Description of the task
Pull each line holding the word "text" from the data.

(Entries from a dataset)
####

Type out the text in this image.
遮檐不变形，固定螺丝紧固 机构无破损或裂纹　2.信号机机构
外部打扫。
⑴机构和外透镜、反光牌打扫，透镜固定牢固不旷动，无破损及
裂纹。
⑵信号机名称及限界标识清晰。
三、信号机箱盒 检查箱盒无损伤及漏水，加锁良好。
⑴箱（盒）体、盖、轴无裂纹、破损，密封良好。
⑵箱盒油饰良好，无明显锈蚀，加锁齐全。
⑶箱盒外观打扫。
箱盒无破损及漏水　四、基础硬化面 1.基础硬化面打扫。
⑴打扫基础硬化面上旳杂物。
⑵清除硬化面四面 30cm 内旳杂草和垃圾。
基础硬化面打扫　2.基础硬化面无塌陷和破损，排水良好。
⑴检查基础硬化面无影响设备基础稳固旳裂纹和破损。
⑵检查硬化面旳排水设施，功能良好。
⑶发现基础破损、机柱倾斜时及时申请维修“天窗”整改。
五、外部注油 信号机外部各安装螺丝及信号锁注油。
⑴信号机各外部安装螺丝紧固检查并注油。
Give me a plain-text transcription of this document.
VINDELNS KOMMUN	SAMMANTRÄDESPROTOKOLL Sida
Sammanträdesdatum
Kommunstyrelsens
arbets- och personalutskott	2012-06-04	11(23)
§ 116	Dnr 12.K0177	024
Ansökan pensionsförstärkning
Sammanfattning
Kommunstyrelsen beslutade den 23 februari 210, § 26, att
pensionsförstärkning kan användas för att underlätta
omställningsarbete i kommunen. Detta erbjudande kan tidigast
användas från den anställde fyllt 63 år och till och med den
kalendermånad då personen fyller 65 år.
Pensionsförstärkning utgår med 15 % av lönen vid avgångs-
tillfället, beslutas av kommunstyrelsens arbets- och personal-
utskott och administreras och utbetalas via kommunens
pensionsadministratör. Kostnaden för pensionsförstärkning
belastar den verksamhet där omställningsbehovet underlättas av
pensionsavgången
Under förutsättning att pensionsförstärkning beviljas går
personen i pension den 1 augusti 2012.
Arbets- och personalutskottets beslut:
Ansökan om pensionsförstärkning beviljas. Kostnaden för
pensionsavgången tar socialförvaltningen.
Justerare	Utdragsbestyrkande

####

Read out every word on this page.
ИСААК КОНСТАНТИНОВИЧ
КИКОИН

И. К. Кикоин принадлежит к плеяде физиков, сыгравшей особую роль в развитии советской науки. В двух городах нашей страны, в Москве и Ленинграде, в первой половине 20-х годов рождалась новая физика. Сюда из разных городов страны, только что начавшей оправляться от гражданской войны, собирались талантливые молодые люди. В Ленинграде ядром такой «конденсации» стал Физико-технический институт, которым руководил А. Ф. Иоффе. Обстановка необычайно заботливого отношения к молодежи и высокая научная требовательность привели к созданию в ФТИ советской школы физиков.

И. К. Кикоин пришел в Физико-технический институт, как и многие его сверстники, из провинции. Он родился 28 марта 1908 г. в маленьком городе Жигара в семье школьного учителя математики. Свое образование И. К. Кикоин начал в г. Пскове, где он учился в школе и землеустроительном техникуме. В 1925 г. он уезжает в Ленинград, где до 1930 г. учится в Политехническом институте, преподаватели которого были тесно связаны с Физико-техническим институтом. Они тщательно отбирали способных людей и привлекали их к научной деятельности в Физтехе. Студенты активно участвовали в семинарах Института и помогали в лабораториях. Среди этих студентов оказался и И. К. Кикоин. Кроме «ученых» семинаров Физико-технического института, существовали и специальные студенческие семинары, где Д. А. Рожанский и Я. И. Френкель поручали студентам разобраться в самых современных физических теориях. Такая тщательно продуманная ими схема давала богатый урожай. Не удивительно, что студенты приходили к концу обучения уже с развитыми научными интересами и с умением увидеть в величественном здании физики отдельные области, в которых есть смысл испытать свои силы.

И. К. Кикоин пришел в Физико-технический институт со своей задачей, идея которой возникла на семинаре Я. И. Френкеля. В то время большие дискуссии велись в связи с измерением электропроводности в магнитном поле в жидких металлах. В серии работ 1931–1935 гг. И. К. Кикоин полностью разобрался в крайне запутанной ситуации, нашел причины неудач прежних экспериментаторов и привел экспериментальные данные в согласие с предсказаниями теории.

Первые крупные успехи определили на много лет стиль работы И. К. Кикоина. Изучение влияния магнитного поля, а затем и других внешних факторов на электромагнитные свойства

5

####

Task response
Type out the text in this image.
Give me a plain-text transcription of this document.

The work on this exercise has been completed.